- _Work to complete_: Please rewrite the data below, changing every "legend-marker" to "legend-symbol" and leaving all else as it is.
----- Data for this task
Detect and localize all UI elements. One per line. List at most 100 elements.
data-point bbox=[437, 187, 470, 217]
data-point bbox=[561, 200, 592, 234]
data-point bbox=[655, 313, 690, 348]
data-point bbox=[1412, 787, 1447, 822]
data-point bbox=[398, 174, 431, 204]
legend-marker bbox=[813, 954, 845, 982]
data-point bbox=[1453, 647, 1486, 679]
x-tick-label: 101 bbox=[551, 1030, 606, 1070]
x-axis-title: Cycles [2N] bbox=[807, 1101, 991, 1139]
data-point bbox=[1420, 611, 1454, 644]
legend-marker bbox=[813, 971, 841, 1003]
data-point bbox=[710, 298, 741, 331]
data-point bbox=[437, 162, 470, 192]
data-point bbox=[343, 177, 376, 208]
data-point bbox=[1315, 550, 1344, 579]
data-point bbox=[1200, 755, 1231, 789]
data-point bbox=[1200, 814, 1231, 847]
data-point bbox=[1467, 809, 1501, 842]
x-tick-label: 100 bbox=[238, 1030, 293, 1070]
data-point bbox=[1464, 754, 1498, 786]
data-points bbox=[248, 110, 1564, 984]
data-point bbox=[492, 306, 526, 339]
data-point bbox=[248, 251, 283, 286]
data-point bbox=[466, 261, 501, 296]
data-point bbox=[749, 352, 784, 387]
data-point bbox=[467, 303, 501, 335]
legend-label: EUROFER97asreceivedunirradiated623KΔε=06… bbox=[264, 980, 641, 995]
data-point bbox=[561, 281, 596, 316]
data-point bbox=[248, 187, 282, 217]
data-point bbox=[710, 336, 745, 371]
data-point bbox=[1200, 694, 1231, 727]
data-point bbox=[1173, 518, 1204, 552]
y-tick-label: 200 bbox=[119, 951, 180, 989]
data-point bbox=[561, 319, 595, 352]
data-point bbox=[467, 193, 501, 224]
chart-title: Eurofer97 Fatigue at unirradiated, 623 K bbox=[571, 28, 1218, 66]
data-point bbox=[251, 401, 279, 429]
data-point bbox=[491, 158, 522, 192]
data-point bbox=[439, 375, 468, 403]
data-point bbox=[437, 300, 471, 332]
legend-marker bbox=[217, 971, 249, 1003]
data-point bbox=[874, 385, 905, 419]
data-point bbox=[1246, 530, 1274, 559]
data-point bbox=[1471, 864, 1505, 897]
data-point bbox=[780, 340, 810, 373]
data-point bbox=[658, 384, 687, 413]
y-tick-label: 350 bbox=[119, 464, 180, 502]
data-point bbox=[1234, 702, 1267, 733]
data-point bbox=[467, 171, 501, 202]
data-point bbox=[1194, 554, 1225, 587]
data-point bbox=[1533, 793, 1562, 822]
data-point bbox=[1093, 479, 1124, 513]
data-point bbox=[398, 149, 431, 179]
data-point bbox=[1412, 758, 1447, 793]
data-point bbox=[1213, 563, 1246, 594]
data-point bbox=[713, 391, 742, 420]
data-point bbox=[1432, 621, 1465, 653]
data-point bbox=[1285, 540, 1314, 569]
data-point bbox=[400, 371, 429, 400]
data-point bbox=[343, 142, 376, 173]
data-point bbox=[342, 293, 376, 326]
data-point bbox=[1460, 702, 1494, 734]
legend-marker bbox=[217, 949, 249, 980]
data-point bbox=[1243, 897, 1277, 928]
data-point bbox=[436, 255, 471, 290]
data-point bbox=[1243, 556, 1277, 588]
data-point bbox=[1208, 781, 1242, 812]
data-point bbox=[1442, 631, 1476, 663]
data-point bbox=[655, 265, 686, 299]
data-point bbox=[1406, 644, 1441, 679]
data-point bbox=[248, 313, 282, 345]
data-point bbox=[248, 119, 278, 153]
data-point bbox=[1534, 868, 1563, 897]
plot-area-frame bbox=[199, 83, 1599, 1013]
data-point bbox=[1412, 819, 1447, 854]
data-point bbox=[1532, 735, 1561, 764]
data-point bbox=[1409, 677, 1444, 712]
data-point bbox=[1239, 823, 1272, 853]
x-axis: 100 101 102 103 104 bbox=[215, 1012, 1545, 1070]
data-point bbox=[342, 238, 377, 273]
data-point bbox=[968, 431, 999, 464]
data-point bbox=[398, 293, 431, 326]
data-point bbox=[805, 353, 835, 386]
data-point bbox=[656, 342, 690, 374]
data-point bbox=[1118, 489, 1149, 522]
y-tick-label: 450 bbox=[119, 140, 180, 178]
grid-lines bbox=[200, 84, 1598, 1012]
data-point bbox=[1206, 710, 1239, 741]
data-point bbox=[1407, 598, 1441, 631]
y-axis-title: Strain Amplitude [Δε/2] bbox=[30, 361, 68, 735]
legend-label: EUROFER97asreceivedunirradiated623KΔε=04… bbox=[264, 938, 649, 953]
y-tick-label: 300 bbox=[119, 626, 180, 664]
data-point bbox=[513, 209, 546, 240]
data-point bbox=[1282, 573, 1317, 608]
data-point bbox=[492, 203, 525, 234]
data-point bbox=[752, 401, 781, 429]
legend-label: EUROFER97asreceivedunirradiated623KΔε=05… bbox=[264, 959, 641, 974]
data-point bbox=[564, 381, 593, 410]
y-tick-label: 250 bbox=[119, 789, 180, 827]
----------
- _Reply to the task_:
Detect and localize all UI elements. One per line. List at most 100 elements.
data-point bbox=[437, 187, 470, 217]
data-point bbox=[561, 200, 592, 234]
data-point bbox=[655, 313, 690, 348]
data-point bbox=[1412, 787, 1447, 822]
data-point bbox=[398, 174, 431, 204]
legend-symbol bbox=[813, 954, 845, 982]
data-point bbox=[1453, 647, 1486, 679]
x-tick-label: 101 bbox=[551, 1030, 606, 1070]
x-axis-title: Cycles [2N] bbox=[807, 1101, 991, 1139]
data-point bbox=[1420, 611, 1454, 644]
legend-symbol bbox=[813, 971, 841, 1003]
data-point bbox=[710, 298, 741, 331]
data-point bbox=[437, 162, 470, 192]
data-point bbox=[343, 177, 376, 208]
data-point bbox=[1315, 550, 1344, 579]
data-point bbox=[1200, 755, 1231, 789]
data-point bbox=[1200, 814, 1231, 847]
data-point bbox=[1467, 809, 1501, 842]
x-tick-label: 100 bbox=[238, 1030, 293, 1070]
data-point bbox=[1464, 754, 1498, 786]
data-points bbox=[248, 110, 1564, 984]
data-point bbox=[492, 306, 526, 339]
data-point bbox=[248, 251, 283, 286]
data-point bbox=[466, 261, 501, 296]
data-point bbox=[749, 352, 784, 387]
data-point bbox=[467, 303, 501, 335]
legend-label: EUROFER97asreceivedunirradiated623KΔε=06… bbox=[264, 980, 641, 995]
data-point bbox=[561, 281, 596, 316]
data-point bbox=[248, 187, 282, 217]
data-point bbox=[710, 336, 745, 371]
data-point bbox=[1200, 694, 1231, 727]
data-point bbox=[1173, 518, 1204, 552]
y-tick-label: 200 bbox=[119, 951, 180, 989]
data-point bbox=[561, 319, 595, 352]
data-point bbox=[467, 193, 501, 224]
chart-title: Eurofer97 Fatigue at unirradiated, 623 K bbox=[571, 28, 1218, 66]
data-point bbox=[251, 401, 279, 429]
data-point bbox=[491, 158, 522, 192]
data-point bbox=[439, 375, 468, 403]
data-point bbox=[437, 300, 471, 332]
legend-symbol bbox=[217, 971, 249, 1003]
data-point bbox=[874, 385, 905, 419]
data-point bbox=[1246, 530, 1274, 559]
data-point bbox=[1471, 864, 1505, 897]
data-point bbox=[780, 340, 810, 373]
data-point bbox=[658, 384, 687, 413]
y-tick-label: 350 bbox=[119, 464, 180, 502]
data-point bbox=[1234, 702, 1267, 733]
data-point bbox=[467, 171, 501, 202]
data-point bbox=[1194, 554, 1225, 587]
data-point bbox=[1533, 793, 1562, 822]
data-point bbox=[1093, 479, 1124, 513]
data-point bbox=[398, 149, 431, 179]
data-point bbox=[1412, 758, 1447, 793]
data-point bbox=[1213, 563, 1246, 594]
data-point bbox=[713, 391, 742, 420]
data-point bbox=[1432, 621, 1465, 653]
data-point bbox=[1285, 540, 1314, 569]
data-point bbox=[400, 371, 429, 400]
data-point bbox=[343, 142, 376, 173]
data-point bbox=[342, 293, 376, 326]
data-point bbox=[1460, 702, 1494, 734]
legend-symbol bbox=[217, 949, 249, 980]
data-point bbox=[1243, 897, 1277, 928]
data-point bbox=[436, 255, 471, 290]
data-point bbox=[1243, 556, 1277, 588]
data-point bbox=[1208, 781, 1242, 812]
data-point bbox=[1442, 631, 1476, 663]
data-point bbox=[655, 265, 686, 299]
data-point bbox=[1406, 644, 1441, 679]
data-point bbox=[248, 313, 282, 345]
data-point bbox=[248, 119, 278, 153]
data-point bbox=[1534, 868, 1563, 897]
plot-area-frame bbox=[199, 83, 1599, 1013]
data-point bbox=[1412, 819, 1447, 854]
data-point bbox=[1532, 735, 1561, 764]
data-point bbox=[1409, 677, 1444, 712]
data-point bbox=[1239, 823, 1272, 853]
x-axis: 100 101 102 103 104 bbox=[215, 1012, 1545, 1070]
data-point bbox=[342, 238, 377, 273]
data-point bbox=[968, 431, 999, 464]
data-point bbox=[398, 293, 431, 326]
data-point bbox=[805, 353, 835, 386]
data-point bbox=[656, 342, 690, 374]
data-point bbox=[1118, 489, 1149, 522]
y-tick-label: 450 bbox=[119, 140, 180, 178]
grid-lines bbox=[200, 84, 1598, 1012]
data-point bbox=[1206, 710, 1239, 741]
data-point bbox=[1407, 598, 1441, 631]
y-axis-title: Strain Amplitude [Δε/2] bbox=[30, 361, 68, 735]
legend-label: EUROFER97asreceivedunirradiated623KΔε=04… bbox=[264, 938, 649, 953]
y-tick-label: 300 bbox=[119, 626, 180, 664]
data-point bbox=[513, 209, 546, 240]
data-point bbox=[1282, 573, 1317, 608]
data-point bbox=[492, 203, 525, 234]
data-point bbox=[752, 401, 781, 429]
legend-label: EUROFER97asreceivedunirradiated623KΔε=05… bbox=[264, 959, 641, 974]
data-point bbox=[564, 381, 593, 410]
y-tick-label: 250 bbox=[119, 789, 180, 827]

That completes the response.